#### Data to process

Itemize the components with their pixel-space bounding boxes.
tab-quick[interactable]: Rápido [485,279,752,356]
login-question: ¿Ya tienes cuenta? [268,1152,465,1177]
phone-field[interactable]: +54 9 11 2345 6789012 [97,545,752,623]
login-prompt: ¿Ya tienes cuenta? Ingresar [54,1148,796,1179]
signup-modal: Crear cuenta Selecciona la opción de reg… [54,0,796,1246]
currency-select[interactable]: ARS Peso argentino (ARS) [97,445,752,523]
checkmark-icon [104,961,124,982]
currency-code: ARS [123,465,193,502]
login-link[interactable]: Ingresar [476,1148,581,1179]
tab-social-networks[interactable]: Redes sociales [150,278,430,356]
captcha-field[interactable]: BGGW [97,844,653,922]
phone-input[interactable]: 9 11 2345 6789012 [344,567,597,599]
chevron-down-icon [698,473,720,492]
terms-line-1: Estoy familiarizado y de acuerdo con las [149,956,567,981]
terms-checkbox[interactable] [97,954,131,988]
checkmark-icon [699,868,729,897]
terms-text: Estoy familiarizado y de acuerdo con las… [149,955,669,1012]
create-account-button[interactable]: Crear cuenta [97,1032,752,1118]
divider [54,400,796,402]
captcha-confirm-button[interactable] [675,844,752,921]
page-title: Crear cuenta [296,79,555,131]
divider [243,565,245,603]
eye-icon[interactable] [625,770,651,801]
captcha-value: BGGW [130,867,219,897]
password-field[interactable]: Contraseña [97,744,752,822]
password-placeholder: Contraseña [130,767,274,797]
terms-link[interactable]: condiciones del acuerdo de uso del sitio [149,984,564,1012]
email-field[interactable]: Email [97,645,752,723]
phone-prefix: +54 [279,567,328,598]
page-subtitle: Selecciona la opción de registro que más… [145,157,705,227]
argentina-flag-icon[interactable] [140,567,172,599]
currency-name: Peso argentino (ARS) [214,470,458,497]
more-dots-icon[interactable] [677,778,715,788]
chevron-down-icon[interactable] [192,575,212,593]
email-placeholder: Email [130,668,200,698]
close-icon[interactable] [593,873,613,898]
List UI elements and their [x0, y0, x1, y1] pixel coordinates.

########
#### Data to process

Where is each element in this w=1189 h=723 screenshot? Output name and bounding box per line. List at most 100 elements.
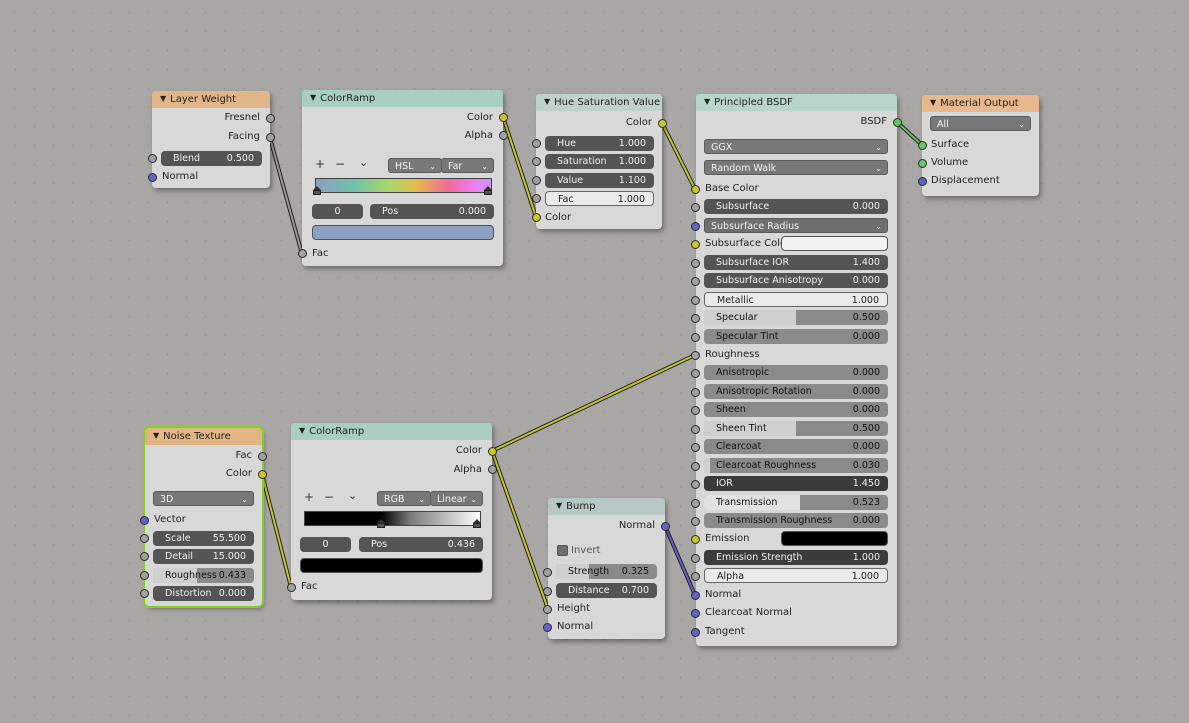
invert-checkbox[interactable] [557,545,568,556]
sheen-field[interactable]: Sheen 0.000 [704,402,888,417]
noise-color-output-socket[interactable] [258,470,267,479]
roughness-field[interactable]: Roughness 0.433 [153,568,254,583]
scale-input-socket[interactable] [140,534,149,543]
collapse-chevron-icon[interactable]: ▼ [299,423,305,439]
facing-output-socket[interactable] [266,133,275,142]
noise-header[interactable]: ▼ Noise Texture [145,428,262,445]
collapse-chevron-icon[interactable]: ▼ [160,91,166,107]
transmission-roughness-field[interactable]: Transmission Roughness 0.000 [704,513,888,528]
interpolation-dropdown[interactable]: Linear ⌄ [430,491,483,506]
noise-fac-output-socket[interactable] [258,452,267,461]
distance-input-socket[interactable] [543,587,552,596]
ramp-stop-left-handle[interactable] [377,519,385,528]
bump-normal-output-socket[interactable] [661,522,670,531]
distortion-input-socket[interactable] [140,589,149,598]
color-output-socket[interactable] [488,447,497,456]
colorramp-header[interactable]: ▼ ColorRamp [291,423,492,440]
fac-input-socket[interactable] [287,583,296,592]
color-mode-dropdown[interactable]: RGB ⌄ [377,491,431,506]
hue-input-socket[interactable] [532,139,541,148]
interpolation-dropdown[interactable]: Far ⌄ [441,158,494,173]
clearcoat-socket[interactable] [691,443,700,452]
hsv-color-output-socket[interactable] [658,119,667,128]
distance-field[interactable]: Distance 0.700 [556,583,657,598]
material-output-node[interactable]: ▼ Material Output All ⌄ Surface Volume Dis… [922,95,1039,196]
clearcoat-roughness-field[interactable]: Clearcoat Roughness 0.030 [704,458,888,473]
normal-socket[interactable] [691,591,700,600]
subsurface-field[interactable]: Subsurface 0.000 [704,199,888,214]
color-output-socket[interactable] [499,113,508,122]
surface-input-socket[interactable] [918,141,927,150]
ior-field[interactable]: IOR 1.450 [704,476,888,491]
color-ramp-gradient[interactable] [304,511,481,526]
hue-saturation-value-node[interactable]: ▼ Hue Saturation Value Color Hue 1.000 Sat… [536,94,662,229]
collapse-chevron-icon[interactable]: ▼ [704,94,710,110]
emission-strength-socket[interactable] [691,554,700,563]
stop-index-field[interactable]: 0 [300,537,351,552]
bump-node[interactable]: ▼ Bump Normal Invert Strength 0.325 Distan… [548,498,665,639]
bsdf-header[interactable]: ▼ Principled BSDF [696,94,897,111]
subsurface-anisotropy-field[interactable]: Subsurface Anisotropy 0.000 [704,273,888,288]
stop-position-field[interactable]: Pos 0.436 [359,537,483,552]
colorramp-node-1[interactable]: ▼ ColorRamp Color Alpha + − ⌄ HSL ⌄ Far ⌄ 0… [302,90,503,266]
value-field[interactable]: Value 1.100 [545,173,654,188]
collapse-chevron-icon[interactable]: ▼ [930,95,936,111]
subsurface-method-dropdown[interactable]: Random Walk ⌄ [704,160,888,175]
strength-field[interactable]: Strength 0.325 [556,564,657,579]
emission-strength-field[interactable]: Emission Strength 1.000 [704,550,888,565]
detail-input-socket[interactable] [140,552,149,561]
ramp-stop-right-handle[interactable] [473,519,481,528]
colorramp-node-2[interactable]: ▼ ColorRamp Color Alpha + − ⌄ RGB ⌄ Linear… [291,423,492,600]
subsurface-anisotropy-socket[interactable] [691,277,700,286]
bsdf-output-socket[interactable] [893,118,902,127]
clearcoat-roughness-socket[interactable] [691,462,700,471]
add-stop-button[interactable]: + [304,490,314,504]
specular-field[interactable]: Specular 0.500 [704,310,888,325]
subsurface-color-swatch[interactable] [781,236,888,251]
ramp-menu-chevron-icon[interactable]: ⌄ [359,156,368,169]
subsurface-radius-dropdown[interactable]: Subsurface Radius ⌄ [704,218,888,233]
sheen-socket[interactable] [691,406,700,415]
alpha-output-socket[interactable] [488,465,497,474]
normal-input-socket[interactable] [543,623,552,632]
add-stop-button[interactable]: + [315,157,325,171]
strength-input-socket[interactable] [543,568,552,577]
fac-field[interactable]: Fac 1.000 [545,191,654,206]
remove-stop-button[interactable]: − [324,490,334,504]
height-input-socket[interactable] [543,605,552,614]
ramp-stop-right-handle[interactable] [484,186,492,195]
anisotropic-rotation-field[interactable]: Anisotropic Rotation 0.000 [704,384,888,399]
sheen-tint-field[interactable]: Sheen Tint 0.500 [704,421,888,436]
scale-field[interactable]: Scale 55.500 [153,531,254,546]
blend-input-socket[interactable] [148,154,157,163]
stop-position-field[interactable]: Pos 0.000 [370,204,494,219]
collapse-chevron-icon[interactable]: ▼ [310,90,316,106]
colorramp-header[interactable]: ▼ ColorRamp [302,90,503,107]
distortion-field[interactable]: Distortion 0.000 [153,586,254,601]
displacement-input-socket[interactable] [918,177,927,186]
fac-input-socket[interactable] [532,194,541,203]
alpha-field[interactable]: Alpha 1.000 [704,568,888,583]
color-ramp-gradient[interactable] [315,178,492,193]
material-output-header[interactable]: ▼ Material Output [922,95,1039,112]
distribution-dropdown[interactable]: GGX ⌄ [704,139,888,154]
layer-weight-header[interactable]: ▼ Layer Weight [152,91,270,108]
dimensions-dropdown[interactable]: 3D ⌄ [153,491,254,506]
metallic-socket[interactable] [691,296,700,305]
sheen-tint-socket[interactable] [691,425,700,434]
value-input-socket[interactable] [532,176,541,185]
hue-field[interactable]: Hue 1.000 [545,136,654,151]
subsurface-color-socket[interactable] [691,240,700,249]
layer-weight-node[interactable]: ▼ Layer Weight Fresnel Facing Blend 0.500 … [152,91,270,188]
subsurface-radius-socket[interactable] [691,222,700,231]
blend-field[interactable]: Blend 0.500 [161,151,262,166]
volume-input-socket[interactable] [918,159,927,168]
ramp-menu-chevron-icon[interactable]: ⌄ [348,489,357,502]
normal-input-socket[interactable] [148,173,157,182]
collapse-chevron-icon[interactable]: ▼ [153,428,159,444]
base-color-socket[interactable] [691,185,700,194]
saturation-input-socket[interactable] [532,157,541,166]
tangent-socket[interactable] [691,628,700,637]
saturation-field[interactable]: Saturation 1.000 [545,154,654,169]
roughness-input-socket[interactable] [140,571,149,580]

########
#### Data to process

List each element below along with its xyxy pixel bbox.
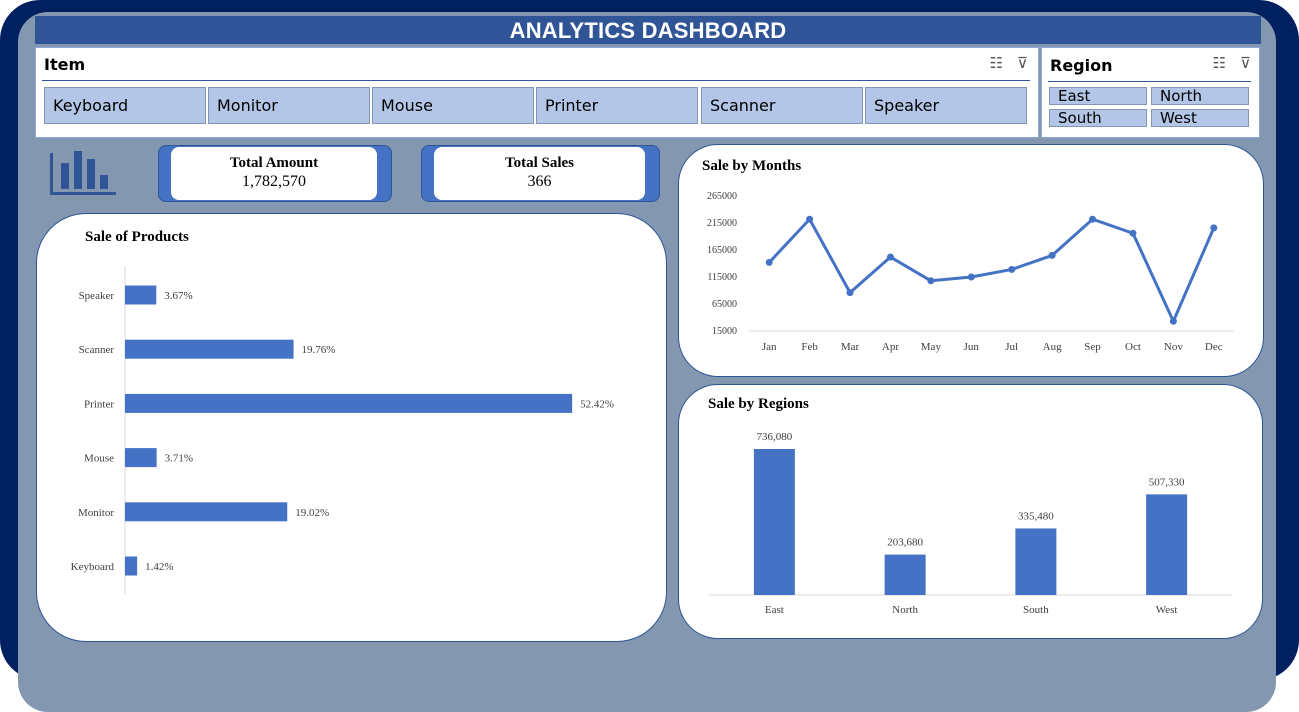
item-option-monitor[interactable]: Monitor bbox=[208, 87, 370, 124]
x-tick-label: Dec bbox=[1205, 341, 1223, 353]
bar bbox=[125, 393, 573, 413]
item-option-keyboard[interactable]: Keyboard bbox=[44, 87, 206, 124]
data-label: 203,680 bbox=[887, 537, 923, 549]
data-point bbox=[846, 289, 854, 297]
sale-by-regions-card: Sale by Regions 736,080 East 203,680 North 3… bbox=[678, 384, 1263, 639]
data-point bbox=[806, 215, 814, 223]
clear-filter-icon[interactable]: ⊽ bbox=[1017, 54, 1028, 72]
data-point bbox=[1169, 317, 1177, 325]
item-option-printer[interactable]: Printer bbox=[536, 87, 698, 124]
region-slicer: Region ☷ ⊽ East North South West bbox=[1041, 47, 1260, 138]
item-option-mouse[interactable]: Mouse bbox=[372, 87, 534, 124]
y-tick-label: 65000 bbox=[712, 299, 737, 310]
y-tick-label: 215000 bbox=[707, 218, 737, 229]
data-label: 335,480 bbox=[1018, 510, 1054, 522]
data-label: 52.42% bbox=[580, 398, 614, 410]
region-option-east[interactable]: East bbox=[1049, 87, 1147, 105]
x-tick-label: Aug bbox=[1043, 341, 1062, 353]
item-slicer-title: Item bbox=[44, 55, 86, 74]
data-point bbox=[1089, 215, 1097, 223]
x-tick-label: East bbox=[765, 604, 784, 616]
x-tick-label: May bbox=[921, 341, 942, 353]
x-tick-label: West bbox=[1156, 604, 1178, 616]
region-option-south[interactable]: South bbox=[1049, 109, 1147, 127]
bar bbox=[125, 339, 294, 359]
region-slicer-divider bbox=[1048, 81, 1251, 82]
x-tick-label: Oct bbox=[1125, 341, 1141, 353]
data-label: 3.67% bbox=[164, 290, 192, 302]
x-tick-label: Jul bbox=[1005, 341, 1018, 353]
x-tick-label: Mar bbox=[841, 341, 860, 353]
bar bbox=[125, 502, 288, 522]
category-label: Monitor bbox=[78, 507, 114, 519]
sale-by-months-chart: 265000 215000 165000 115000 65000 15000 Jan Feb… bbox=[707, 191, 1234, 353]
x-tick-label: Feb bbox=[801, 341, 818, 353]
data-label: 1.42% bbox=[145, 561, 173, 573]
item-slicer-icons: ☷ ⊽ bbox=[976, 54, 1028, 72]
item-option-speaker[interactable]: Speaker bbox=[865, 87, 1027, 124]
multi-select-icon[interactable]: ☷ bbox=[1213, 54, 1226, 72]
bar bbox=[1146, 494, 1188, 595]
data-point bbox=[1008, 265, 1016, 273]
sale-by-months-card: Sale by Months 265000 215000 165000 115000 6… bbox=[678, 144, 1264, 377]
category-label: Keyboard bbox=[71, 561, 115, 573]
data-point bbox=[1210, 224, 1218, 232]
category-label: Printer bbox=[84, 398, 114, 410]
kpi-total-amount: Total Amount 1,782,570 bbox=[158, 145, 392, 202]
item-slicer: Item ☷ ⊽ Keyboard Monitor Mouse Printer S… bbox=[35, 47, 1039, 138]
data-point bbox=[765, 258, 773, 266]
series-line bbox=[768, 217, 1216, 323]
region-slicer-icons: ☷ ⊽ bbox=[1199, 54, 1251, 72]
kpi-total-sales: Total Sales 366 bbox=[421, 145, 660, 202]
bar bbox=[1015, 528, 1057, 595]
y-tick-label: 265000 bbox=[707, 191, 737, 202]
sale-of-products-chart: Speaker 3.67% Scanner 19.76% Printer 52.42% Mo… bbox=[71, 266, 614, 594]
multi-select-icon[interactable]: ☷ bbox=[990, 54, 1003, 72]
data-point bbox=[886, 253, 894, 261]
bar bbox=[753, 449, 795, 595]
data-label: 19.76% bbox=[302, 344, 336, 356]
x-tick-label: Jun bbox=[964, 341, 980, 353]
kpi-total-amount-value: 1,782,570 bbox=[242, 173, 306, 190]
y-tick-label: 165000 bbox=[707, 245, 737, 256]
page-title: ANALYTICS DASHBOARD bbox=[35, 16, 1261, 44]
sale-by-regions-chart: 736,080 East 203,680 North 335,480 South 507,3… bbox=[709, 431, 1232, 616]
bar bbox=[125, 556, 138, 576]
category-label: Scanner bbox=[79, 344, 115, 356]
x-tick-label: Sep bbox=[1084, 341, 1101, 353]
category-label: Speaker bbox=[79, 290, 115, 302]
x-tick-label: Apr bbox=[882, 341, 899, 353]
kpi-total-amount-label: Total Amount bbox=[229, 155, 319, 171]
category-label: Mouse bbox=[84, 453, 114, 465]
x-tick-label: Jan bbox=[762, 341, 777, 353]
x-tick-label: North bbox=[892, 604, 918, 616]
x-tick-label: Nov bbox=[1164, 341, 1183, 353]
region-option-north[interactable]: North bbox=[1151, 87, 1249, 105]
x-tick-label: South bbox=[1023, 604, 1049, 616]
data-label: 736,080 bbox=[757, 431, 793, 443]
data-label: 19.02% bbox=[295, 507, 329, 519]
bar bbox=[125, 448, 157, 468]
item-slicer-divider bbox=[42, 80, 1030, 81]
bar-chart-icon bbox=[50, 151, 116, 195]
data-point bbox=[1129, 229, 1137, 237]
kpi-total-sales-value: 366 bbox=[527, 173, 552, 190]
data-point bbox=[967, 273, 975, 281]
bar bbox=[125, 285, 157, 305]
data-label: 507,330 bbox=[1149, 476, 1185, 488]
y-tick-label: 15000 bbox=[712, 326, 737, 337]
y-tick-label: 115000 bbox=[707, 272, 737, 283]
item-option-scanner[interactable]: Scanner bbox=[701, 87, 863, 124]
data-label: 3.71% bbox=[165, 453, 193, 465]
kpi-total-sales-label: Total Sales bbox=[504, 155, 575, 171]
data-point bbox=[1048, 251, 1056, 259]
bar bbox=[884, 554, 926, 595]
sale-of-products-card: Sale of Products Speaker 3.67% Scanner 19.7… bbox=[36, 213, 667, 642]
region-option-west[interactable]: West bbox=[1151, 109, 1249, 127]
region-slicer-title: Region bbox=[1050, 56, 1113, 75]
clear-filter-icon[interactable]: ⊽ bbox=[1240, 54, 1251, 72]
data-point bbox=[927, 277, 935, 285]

########

◆ Task requirements: Lay out the items between the line holding "invert-checkbox[interactable] [557,545,568,556]" and the line holding "facing-output-socket[interactable] [266,133,275,142]", inclusive, as a Markdown table with columns Row and Item line, skipping any blank lines.

◆ Exercise solution:
| Row | Item line |
|---|---|
| 1 | invert-checkbox[interactable] [557,545,568,556] |
| 2 | sheen-field[interactable]: Sheen 0.000 [704,402,888,417] |
| 3 | noise-color-output-socket[interactable] [258,470,267,479] |
| 4 | roughness-field[interactable]: Roughness 0.433 [153,568,254,583] |
| 5 | scale-input-socket[interactable] [140,534,149,543] |
| 6 | collapse-chevron-icon[interactable]: ▼ [299,423,305,439] |
| 7 | facing-output-socket[interactable] [266,133,275,142] |